---------- Supplied material ----------

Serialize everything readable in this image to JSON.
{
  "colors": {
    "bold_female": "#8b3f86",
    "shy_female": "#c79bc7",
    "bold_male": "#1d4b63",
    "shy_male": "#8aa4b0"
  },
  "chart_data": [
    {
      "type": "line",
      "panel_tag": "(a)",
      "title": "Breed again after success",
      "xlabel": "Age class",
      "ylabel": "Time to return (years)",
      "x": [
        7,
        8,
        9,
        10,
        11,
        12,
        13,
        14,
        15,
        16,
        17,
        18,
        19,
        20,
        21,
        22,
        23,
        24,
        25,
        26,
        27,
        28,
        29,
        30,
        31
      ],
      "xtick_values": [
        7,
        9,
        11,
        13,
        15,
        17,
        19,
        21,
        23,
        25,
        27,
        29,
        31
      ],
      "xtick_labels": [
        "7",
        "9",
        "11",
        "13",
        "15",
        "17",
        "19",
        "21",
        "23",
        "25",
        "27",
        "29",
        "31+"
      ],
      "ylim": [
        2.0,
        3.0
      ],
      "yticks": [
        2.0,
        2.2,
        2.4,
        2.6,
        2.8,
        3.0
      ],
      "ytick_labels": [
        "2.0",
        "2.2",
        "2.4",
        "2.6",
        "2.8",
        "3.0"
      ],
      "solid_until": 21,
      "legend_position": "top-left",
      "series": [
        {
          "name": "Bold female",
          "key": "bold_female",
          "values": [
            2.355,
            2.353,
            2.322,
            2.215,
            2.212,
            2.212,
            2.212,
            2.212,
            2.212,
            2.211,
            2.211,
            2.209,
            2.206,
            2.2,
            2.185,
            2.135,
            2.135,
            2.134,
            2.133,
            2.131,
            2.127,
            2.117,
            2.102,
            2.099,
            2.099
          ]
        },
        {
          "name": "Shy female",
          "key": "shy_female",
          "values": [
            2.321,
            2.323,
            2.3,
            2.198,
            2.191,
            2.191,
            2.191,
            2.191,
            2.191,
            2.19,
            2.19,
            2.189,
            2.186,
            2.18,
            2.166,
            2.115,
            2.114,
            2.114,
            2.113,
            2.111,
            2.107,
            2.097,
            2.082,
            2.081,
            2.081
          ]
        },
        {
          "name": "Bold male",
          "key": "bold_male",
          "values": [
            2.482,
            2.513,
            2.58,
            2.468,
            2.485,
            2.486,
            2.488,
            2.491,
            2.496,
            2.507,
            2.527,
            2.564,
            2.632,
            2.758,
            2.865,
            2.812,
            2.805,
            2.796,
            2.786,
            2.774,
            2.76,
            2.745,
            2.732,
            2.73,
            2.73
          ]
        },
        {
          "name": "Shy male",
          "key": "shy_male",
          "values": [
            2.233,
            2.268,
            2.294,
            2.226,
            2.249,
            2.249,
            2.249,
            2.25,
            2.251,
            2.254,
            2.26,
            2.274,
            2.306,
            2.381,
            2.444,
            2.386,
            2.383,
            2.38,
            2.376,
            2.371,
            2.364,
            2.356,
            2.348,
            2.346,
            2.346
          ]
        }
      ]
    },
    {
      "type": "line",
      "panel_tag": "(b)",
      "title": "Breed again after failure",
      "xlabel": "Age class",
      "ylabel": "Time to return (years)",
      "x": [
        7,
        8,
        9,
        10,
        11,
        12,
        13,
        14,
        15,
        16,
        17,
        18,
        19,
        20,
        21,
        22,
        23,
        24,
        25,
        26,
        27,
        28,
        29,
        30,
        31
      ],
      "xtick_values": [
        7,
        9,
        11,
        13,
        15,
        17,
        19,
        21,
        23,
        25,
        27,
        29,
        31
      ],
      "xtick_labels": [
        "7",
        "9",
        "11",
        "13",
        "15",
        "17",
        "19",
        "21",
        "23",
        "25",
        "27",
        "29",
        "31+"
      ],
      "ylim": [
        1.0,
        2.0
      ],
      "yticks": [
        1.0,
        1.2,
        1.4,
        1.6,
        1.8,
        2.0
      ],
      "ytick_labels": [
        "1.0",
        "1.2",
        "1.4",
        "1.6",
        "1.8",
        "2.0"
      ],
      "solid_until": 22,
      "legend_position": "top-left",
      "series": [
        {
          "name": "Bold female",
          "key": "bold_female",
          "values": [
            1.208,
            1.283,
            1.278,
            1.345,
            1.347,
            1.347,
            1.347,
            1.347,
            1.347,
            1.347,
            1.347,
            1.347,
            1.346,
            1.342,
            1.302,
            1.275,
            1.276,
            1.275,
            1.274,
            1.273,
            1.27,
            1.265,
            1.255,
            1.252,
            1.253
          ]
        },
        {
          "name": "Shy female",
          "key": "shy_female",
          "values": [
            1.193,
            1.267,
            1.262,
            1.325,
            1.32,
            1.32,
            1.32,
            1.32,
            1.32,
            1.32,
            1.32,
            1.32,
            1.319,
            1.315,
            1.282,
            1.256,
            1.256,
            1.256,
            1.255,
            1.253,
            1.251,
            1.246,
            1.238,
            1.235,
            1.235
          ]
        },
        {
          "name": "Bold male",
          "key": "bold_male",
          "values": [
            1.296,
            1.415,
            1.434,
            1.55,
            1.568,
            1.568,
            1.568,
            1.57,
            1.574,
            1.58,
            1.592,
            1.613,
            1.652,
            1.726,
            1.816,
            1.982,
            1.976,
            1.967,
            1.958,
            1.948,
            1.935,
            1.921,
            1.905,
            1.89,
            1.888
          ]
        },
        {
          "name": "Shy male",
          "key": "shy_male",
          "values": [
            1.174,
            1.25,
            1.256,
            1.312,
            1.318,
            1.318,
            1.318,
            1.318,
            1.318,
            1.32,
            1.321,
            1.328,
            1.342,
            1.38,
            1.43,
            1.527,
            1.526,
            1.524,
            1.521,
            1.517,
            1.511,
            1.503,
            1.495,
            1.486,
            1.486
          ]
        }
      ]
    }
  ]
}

----------

-- Aim of the exercise --
Go through the material and select each line with the string "title" in it.

-- Solution for this problem --
      "title": "Breed again after success",
      "title": "Breed again after failure",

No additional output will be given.